▸ **Requirements**
Your task is to repeat the entries word for word while leaving out the pictures.

▸ **The input**
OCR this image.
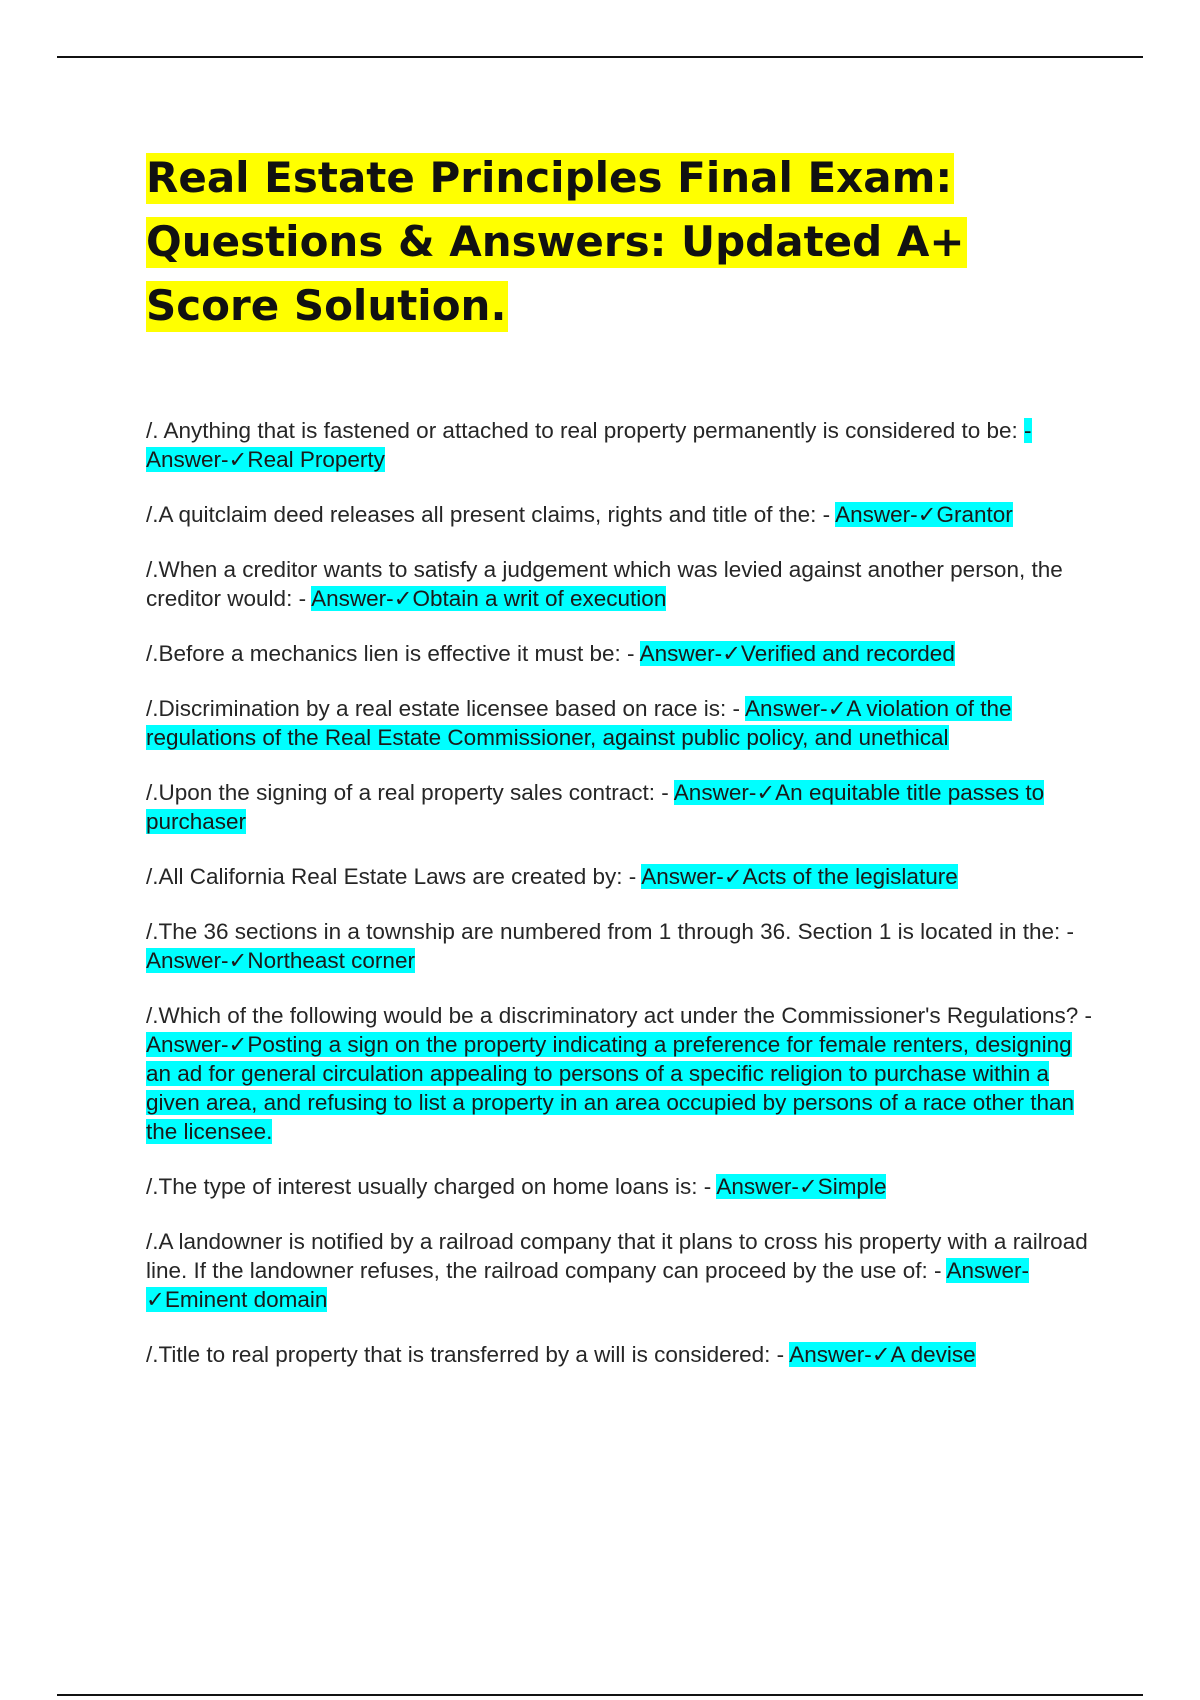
Real Estate Principles Final Exam: Questions & Answers: Updated A+ Score Solution.
/. Anything that is fastened or attached to real property permanently is considered to be: - Answer-✓Real Property
/.A quitclaim deed releases all present claims, rights and title of the: - Answer-✓Grantor
/.When a creditor wants to satisfy a judgement which was levied against another person, the creditor would: - Answer-✓Obtain a writ of execution
/.Before a mechanics lien is effective it must be: - Answer-✓Verified and recorded
/.Discrimination by a real estate licensee based on race is: - Answer-✓A violation of the regulations of the Real Estate Commissioner, against public policy, and unethical
/.Upon the signing of a real property sales contract: - Answer-✓An equitable title passes to purchaser
/.All California Real Estate Laws are created by: - Answer-✓Acts of the legislature
/.The 36 sections in a township are numbered from 1 through 36. Section 1 is located in the: - Answer-✓Northeast corner
/.Which of the following would be a discriminatory act under the Commissioner's Regulations? - Answer-✓Posting a sign on the property indicating a preference for female renters, designing an ad for general circulation appealing to persons of a specific religion to purchase within a given area, and refusing to list a property in an area occupied by persons of a race other than the licensee.
/.The type of interest usually charged on home loans is: - Answer-✓Simple
/.A landowner is notified by a railroad company that it plans to cross his property with a railroad line. If the landowner refuses, the railroad company can proceed by the use of: - Answer-✓Eminent domain
/.Title to real property that is transferred by a will is considered: - Answer-✓A devise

▸ **Result of this task**
OCR this image.
Real Estate Principles Final Exam: Questions & Answers: Updated A+ Score Solution.
/. Anything that is fastened or attached to real property permanently is considered to be: - Answer-✓Real Property
/.A quitclaim deed releases all present claims, rights and title of the: - Answer-✓Grantor
/.When a creditor wants to satisfy a judgement which was levied against another person, the creditor would: - Answer-✓Obtain a writ of execution
/.Before a mechanics lien is effective it must be: - Answer-✓Verified and recorded
/.Discrimination by a real estate licensee based on race is: - Answer-✓A violation of the regulations of the Real Estate Commissioner, against public policy, and unethical
/.Upon the signing of a real property sales contract: - Answer-✓An equitable title passes to purchaser
/.All California Real Estate Laws are created by: - Answer-✓Acts of the legislature
/.The 36 sections in a township are numbered from 1 through 36. Section 1 is located in the: - Answer-✓Northeast corner
/.Which of the following would be a discriminatory act under the Commissioner's Regulations? - Answer-✓Posting a sign on the property indicating a preference for female renters, designing an ad for general circulation appealing to persons of a specific religion to purchase within a given area, and refusing to list a property in an area occupied by persons of a race other than the licensee.
/.The type of interest usually charged on home loans is: - Answer-✓Simple
/.A landowner is notified by a railroad company that it plans to cross his property with a railroad line. If the landowner refuses, the railroad company can proceed by the use of: - Answer-✓Eminent domain
/.Title to real property that is transferred by a will is considered: - Answer-✓A devise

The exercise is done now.